> _Given problem_:
Reproduce all entries precisely as they are written.

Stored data
<<<<

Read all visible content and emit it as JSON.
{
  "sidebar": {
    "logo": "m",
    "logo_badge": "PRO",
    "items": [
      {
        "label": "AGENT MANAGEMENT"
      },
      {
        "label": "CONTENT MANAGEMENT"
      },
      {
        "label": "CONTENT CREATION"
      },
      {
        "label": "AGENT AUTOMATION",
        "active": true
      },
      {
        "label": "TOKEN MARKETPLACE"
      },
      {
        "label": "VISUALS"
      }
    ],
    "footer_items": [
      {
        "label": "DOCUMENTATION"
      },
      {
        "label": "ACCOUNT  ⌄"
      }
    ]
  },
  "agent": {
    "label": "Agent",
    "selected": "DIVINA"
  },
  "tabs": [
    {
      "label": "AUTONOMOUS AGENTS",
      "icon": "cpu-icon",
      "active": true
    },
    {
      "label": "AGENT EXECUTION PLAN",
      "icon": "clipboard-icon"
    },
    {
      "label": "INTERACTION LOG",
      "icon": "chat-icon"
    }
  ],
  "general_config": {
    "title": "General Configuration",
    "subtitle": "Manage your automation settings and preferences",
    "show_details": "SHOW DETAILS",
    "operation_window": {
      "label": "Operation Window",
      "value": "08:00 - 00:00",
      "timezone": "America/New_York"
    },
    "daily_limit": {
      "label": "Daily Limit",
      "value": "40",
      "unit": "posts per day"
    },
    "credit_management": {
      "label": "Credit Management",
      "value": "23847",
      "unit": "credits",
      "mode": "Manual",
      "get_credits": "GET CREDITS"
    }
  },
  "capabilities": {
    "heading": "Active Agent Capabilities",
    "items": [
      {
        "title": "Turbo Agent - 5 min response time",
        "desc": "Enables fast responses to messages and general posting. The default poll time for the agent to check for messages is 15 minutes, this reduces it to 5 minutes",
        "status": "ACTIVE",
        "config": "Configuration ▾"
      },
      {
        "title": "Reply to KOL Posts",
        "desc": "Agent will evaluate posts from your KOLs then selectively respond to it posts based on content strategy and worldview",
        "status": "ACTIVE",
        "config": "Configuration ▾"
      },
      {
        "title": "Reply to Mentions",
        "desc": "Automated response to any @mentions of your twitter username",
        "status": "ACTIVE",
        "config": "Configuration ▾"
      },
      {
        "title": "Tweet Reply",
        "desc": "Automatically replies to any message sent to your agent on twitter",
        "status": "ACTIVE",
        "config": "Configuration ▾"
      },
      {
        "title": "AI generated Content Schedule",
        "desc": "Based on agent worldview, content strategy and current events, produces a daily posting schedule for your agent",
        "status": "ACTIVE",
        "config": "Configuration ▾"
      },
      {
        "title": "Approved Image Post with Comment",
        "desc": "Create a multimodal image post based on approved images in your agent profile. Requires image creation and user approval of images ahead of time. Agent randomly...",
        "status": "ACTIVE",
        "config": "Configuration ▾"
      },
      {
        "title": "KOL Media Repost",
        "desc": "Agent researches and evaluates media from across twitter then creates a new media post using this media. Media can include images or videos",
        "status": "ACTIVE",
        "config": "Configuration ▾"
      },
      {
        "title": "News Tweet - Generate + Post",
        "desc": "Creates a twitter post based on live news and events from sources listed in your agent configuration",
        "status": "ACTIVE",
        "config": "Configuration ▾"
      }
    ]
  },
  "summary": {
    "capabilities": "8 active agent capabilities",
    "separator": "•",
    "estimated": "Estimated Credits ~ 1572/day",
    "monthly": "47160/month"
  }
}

>>>>

> _Answer to the task_:
Read all visible content and emit it as JSON.
{
  "sidebar": {
    "logo": "m",
    "logo_badge": "PRO",
    "items": [
      {
        "label": "AGENT MANAGEMENT"
      },
      {
        "label": "CONTENT MANAGEMENT"
      },
      {
        "label": "CONTENT CREATION"
      },
      {
        "label": "AGENT AUTOMATION",
        "active": true
      },
      {
        "label": "TOKEN MARKETPLACE"
      },
      {
        "label": "VISUALS"
      }
    ],
    "footer_items": [
      {
        "label": "DOCUMENTATION"
      },
      {
        "label": "ACCOUNT  ⌄"
      }
    ]
  },
  "agent": {
    "label": "Agent",
    "selected": "DIVINA"
  },
  "tabs": [
    {
      "label": "AUTONOMOUS AGENTS",
      "icon": "cpu-icon",
      "active": true
    },
    {
      "label": "AGENT EXECUTION PLAN",
      "icon": "clipboard-icon"
    },
    {
      "label": "INTERACTION LOG",
      "icon": "chat-icon"
    }
  ],
  "general_config": {
    "title": "General Configuration",
    "subtitle": "Manage your automation settings and preferences",
    "show_details": "SHOW DETAILS",
    "operation_window": {
      "label": "Operation Window",
      "value": "08:00 - 00:00",
      "timezone": "America/New_York"
    },
    "daily_limit": {
      "label": "Daily Limit",
      "value": "40",
      "unit": "posts per day"
    },
    "credit_management": {
      "label": "Credit Management",
      "value": "23847",
      "unit": "credits",
      "mode": "Manual",
      "get_credits": "GET CREDITS"
    }
  },
  "capabilities": {
    "heading": "Active Agent Capabilities",
    "items": [
      {
        "title": "Turbo Agent - 5 min response time",
        "desc": "Enables fast responses to messages and general posting. The default poll time for the agent to check for messages is 15 minutes, this reduces it to 5 minutes",
        "status": "ACTIVE",
        "config": "Configuration ▾"
      },
      {
        "title": "Reply to KOL Posts",
        "desc": "Agent will evaluate posts from your KOLs then selectively respond to it posts based on content strategy and worldview",
        "status": "ACTIVE",
        "config": "Configuration ▾"
      },
      {
        "title": "Reply to Mentions",
        "desc": "Automated response to any @mentions of your twitter username",
        "status": "ACTIVE",
        "config": "Configuration ▾"
      },
      {
        "title": "Tweet Reply",
        "desc": "Automatically replies to any message sent to your agent on twitter",
        "status": "ACTIVE",
        "config": "Configuration ▾"
      },
      {
        "title": "AI generated Content Schedule",
        "desc": "Based on agent worldview, content strategy and current events, produces a daily posting schedule for your agent",
        "status": "ACTIVE",
        "config": "Configuration ▾"
      },
      {
        "title": "Approved Image Post with Comment",
        "desc": "Create a multimodal image post based on approved images in your agent profile. Requires image creation and user approval of images ahead of time. Agent randomly...",
        "status": "ACTIVE",
        "config": "Configuration ▾"
      },
      {
        "title": "KOL Media Repost",
        "desc": "Agent researches and evaluates media from across twitter then creates a new media post using this media. Media can include images or videos",
        "status": "ACTIVE",
        "config": "Configuration ▾"
      },
      {
        "title": "News Tweet - Generate + Post",
        "desc": "Creates a twitter post based on live news and events from sources listed in your agent configuration",
        "status": "ACTIVE",
        "config": "Configuration ▾"
      }
    ]
  },
  "summary": {
    "capabilities": "8 active agent capabilities",
    "separator": "•",
    "estimated": "Estimated Credits ~ 1572/day",
    "monthly": "47160/month"
  }
}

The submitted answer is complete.